## Required work
Give the records back in full, exactly as they read.

Begin Data section

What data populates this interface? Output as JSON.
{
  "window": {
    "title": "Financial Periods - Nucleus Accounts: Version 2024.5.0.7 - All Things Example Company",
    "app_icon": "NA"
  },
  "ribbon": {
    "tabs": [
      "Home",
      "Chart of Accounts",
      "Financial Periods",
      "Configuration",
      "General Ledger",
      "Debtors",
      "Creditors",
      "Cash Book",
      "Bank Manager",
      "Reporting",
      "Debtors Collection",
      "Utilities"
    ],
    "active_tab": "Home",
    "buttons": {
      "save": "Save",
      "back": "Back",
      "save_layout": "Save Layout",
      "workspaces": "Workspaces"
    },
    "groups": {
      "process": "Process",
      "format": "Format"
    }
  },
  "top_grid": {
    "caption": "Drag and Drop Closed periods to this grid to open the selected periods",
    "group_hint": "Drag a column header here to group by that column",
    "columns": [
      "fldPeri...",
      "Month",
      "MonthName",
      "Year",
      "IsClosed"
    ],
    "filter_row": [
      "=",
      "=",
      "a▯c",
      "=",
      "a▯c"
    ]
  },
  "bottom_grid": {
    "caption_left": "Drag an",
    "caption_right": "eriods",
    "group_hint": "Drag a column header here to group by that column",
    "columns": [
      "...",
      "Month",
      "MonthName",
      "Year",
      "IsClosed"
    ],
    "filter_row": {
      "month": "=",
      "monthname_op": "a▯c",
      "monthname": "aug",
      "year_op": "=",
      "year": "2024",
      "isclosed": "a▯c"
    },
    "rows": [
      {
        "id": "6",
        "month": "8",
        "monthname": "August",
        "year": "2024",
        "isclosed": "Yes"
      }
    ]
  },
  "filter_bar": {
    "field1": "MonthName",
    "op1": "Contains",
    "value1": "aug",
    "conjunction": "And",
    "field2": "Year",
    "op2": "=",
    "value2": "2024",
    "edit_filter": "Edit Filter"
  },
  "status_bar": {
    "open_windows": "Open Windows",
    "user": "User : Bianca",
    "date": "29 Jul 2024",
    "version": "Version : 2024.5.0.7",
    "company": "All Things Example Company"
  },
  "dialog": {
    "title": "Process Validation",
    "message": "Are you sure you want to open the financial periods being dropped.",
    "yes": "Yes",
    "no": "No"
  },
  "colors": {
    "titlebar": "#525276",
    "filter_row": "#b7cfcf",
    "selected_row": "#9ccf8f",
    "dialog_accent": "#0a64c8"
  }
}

End Data section

## Finished exercise
What data populates this interface? Output as JSON.
{
  "window": {
    "title": "Financial Periods - Nucleus Accounts: Version 2024.5.0.7 - All Things Example Company",
    "app_icon": "NA"
  },
  "ribbon": {
    "tabs": [
      "Home",
      "Chart of Accounts",
      "Financial Periods",
      "Configuration",
      "General Ledger",
      "Debtors",
      "Creditors",
      "Cash Book",
      "Bank Manager",
      "Reporting",
      "Debtors Collection",
      "Utilities"
    ],
    "active_tab": "Home",
    "buttons": {
      "save": "Save",
      "back": "Back",
      "save_layout": "Save Layout",
      "workspaces": "Workspaces"
    },
    "groups": {
      "process": "Process",
      "format": "Format"
    }
  },
  "top_grid": {
    "caption": "Drag and Drop Closed periods to this grid to open the selected periods",
    "group_hint": "Drag a column header here to group by that column",
    "columns": [
      "fldPeri...",
      "Month",
      "MonthName",
      "Year",
      "IsClosed"
    ],
    "filter_row": [
      "=",
      "=",
      "a▯c",
      "=",
      "a▯c"
    ]
  },
  "bottom_grid": {
    "caption_left": "Drag an",
    "caption_right": "eriods",
    "group_hint": "Drag a column header here to group by that column",
    "columns": [
      "...",
      "Month",
      "MonthName",
      "Year",
      "IsClosed"
    ],
    "filter_row": {
      "month": "=",
      "monthname_op": "a▯c",
      "monthname": "aug",
      "year_op": "=",
      "year": "2024",
      "isclosed": "a▯c"
    },
    "rows": [
      {
        "id": "6",
        "month": "8",
        "monthname": "August",
        "year": "2024",
        "isclosed": "Yes"
      }
    ]
  },
  "filter_bar": {
    "field1": "MonthName",
    "op1": "Contains",
    "value1": "aug",
    "conjunction": "And",
    "field2": "Year",
    "op2": "=",
    "value2": "2024",
    "edit_filter": "Edit Filter"
  },
  "status_bar": {
    "open_windows": "Open Windows",
    "user": "User : Bianca",
    "date": "29 Jul 2024",
    "version": "Version : 2024.5.0.7",
    "company": "All Things Example Company"
  },
  "dialog": {
    "title": "Process Validation",
    "message": "Are you sure you want to open the financial periods being dropped.",
    "yes": "Yes",
    "no": "No"
  },
  "colors": {
    "titlebar": "#525276",
    "filter_row": "#b7cfcf",
    "selected_row": "#9ccf8f",
    "dialog_accent": "#0a64c8"
  }
}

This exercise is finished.